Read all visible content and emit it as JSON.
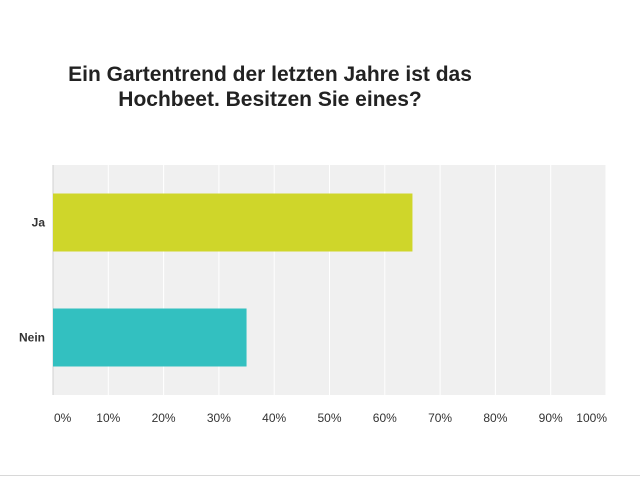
{
  "title_lines": [
    "Ein Gartentrend der letzten Jahre ist das",
    "Hochbeet. Besitzen Sie eines?"
  ],
  "chart_data": {
    "type": "bar",
    "orientation": "horizontal",
    "title": "Ein Gartentrend der letzten Jahre ist das Hochbeet. Besitzen Sie eines?",
    "categories": [
      "Ja",
      "Nein"
    ],
    "values": [
      65,
      35
    ],
    "colors": [
      "#cfd62a",
      "#33c0c0"
    ],
    "xlim": [
      0,
      100
    ],
    "xticks": [
      "0%",
      "10%",
      "20%",
      "30%",
      "40%",
      "50%",
      "60%",
      "70%",
      "80%",
      "90%",
      "100%"
    ],
    "grid": true,
    "background": "#f0f0f0"
  }
}
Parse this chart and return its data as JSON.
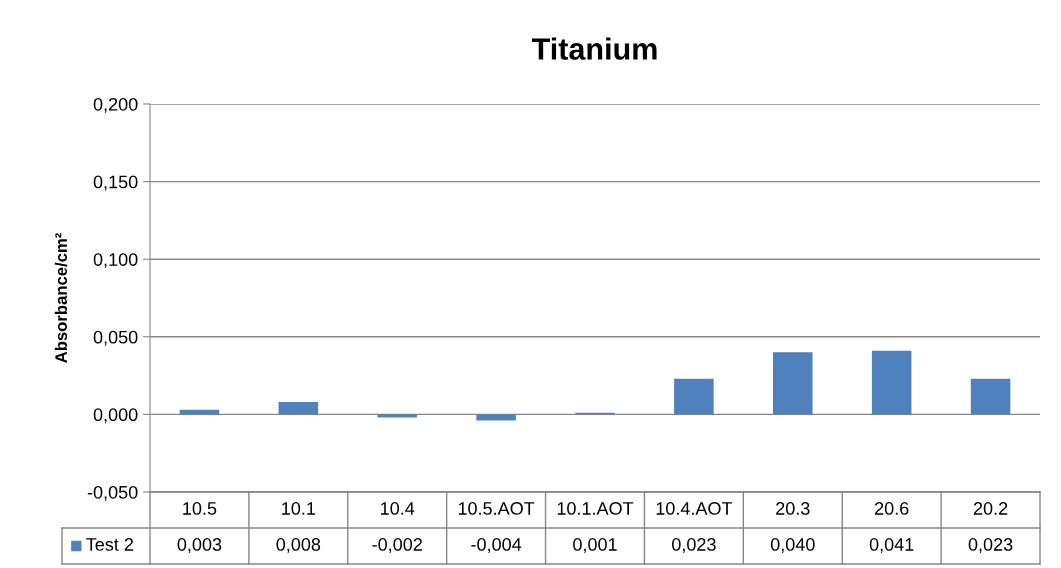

※

THE TASK =>
Return every line above in which the string "JSON" occurs.

EXERCISE RESULT =>
Read all visible content and emit it as JSON.
Parse this chart and return its data as JSON.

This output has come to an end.